PROBLEM TO SOLVE: Search the data for the word "Průměrná" and copy every line where it occurs.

RECORDS TO USE:
## BEGIN

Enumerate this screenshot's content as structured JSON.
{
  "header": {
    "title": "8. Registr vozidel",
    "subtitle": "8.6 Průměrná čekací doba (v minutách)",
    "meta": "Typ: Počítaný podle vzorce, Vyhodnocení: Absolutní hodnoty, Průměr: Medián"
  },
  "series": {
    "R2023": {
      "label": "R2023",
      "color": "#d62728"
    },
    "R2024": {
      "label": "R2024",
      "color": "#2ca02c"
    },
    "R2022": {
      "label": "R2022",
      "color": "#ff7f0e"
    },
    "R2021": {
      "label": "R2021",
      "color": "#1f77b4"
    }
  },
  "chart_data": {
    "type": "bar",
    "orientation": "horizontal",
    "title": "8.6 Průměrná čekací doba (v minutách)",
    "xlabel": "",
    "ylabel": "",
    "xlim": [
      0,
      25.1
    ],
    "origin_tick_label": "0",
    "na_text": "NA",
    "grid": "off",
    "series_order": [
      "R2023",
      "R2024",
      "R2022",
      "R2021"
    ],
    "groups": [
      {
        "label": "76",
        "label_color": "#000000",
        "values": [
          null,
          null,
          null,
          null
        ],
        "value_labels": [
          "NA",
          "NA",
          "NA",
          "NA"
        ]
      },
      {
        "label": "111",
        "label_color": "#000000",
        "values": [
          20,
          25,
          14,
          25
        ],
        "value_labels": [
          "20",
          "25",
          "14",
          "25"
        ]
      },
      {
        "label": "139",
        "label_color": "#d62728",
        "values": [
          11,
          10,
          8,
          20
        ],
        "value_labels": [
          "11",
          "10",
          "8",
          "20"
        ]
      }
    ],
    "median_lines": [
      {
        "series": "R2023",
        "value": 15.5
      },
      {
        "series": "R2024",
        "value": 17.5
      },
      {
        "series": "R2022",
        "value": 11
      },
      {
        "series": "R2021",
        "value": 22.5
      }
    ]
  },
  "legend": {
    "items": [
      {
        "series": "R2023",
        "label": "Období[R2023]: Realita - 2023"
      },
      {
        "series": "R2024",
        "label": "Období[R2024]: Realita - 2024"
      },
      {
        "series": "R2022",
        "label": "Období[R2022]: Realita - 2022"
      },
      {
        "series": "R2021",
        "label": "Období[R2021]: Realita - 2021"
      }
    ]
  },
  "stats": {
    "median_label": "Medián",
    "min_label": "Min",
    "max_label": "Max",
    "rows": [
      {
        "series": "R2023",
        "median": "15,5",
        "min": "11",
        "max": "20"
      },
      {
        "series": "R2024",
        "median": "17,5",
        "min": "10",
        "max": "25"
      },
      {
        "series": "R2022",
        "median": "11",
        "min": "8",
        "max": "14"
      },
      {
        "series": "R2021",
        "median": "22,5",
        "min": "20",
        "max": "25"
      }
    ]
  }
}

## END

SOLUTION TO THE PROBLEM:
    "subtitle": "8.6 Průměrná čekací doba (v minutách)",
    "title": "8.6 Průměrná čekací doba (v minutách)",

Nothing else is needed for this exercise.